▶

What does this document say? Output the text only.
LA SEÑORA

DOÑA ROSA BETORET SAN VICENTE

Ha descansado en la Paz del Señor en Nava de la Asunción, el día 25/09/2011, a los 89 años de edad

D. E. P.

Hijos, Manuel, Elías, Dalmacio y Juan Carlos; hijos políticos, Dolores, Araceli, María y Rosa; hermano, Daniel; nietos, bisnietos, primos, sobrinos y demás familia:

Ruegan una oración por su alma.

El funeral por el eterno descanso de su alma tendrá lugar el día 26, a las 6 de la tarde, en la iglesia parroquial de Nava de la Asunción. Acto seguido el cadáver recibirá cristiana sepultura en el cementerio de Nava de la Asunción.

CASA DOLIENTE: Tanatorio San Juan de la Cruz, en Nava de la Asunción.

◀

Reproduce all the records precisely.

Task output:
What does this document say? Output the text only.
LA SEÑORA

DOÑA ROSA BETORET SAN VICENTE

Ha descansado en la Paz del Señor en Nava de la Asunción, el día 25/09/2011, a los 89 años de edad

D. E. P.

Hijos, Manuel, Elías, Dalmacio y Juan Carlos; hijos políticos, Dolores, Araceli, María y Rosa; hermano, Daniel; nietos, bisnietos, primos, sobrinos y demás familia:

Ruegan una oración por su alma.

El funeral por el eterno descanso de su alma tendrá lugar el día 26, a las 6 de la tarde, en la iglesia parroquial de Nava de la Asunción. Acto seguido el cadáver recibirá cristiana sepultura en el cementerio de Nava de la Asunción.

CASA DOLIENTE: Tanatorio San Juan de la Cruz, en Nava de la Asunción.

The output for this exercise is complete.